# Exercise instructions
Write the next part of the passage on companies from poor countries taking over major global firms, starting right after its final sentence.

Once-parochial companies in small, protected markets could not have leveraged up to take control of top firms in major global industries were it not for the drastic fall in entry barriers precipitated by the opening of financial markets, the spread of business education and culture, access to capital, transparent and more easily available corporate data, deregulation, trade and investment openings, growth, mobility, globalization, new technologies, and other forces discussed here. The internationalization of companies based in poor countries is a powerful example of the More, Mobility and Mentality revolutions at work.

# Excerpted data
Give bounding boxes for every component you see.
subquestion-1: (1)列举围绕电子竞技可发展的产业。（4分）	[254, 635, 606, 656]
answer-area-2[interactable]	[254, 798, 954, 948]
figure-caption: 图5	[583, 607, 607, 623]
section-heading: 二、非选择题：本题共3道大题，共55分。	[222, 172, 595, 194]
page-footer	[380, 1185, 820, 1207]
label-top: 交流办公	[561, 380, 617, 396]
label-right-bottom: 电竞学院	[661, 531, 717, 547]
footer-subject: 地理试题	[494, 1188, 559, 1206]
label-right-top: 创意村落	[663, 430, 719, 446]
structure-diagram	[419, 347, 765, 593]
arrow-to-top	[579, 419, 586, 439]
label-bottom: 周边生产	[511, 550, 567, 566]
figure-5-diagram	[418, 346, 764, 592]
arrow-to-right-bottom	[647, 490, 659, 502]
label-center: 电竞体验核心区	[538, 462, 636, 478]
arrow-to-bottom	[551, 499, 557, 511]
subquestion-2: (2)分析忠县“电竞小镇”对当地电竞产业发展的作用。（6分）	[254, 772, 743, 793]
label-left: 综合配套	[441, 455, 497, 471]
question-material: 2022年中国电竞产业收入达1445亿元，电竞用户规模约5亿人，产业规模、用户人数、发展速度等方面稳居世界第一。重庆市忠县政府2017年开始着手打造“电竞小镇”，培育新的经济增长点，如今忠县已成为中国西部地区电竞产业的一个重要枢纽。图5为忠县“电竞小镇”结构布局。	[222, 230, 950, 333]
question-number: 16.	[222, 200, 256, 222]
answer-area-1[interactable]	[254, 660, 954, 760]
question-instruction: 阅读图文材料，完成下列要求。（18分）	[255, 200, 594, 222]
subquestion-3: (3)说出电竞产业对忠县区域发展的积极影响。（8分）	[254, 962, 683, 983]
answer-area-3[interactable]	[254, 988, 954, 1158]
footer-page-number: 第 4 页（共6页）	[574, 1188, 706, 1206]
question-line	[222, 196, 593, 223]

# Response area
The Scattering of Exchanges
Among the victims of hyper-competition in the global business landscape are the markets themselves—that is, the stock exchanges where most shares are traded and that media, politicians, and the public monitor for clues about the health of the overall economy. Hallowed markets such as the New York Stock Exchange and the London Stock Exchange have rapidly lost ground to alternative marketplaces. In the US market, the traditional powerhouses NYSE (founded in 1792) and NASDAQ (founded in 1971) now barely command half the volume of trades on the public exchanges; as of 2012, the electronic exchanges Direct Edge (founded in 1998) and BATS Exchange (founded in 2005) account for about 9 and 10 percent, respectively, while dozens of other exchanges share the rest. Mushrooming exchanges and constant trading by automatic computer algorithms have contributed to market volatility, accounting for drastic falls and instant recoveries in the share price of particular firms.